> EXERCISE
In the entries that follow, find the word "survival" and report each line it is on.

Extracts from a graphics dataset
begin

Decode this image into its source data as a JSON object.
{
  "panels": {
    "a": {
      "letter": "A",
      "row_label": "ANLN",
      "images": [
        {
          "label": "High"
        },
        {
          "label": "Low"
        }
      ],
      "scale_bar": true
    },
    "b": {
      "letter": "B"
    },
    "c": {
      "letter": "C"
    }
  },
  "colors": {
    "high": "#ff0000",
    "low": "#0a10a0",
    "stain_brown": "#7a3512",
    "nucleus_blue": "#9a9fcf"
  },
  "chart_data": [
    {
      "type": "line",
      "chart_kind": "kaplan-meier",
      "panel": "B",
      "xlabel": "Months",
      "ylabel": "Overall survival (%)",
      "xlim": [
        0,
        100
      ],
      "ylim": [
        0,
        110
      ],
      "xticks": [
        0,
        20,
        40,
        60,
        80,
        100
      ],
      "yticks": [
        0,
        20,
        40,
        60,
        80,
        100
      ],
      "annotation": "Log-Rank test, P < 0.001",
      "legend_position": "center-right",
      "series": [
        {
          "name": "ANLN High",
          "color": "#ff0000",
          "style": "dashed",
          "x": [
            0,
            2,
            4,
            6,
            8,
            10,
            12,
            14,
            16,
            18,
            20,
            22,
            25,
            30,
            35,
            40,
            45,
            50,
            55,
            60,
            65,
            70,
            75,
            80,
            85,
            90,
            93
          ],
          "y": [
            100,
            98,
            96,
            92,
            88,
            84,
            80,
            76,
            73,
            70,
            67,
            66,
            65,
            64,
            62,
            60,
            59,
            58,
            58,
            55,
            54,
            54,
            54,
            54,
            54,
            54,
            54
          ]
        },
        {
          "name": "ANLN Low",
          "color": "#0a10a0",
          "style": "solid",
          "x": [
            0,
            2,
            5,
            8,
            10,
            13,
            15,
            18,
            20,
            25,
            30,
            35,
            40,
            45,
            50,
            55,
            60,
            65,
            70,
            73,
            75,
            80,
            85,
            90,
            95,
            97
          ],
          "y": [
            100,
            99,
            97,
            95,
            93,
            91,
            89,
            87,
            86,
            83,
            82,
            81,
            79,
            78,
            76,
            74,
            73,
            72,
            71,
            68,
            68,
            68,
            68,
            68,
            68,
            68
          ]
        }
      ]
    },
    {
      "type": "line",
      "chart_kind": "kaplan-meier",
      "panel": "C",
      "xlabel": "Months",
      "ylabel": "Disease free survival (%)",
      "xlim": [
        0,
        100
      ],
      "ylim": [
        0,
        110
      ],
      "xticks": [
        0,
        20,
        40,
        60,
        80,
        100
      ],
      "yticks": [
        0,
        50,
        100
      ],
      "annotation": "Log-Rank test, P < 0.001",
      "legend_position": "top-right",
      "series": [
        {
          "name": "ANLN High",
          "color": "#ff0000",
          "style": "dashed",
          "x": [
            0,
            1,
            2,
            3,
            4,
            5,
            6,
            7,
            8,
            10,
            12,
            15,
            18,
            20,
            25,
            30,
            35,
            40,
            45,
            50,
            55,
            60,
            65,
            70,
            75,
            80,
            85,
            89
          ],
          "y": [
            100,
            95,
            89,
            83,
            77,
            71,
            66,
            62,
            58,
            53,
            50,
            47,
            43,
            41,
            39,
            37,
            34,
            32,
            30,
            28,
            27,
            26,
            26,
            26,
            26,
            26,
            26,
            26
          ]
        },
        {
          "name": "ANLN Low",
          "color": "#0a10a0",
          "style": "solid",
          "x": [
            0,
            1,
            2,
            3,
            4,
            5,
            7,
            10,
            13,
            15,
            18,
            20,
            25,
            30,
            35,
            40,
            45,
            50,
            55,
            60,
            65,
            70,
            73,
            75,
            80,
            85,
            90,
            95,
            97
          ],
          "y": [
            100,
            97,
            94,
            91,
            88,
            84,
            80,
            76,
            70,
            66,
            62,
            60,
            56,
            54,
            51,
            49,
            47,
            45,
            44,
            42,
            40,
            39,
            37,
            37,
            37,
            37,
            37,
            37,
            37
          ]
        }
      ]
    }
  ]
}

end
begin

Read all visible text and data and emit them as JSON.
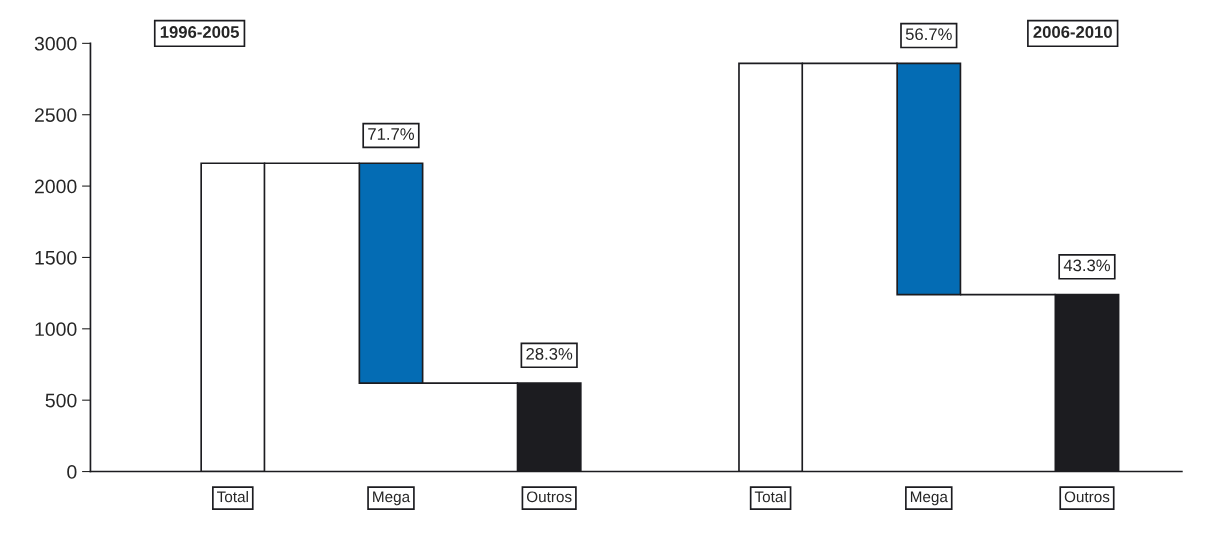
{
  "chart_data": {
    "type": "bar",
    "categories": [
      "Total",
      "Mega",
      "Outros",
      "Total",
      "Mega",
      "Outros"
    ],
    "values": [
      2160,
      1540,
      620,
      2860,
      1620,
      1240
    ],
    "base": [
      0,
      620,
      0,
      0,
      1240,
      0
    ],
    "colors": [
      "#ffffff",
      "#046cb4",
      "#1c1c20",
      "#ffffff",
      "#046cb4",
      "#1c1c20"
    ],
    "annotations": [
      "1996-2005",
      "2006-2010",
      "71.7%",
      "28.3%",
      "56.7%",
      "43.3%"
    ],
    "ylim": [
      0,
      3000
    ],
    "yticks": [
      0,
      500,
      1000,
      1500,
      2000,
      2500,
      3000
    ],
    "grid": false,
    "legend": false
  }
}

end

> ANSWER FOR THIS EXERCISE
      "ylabel": "Overall survival (%)",
      "ylabel": "Disease free survival (%)",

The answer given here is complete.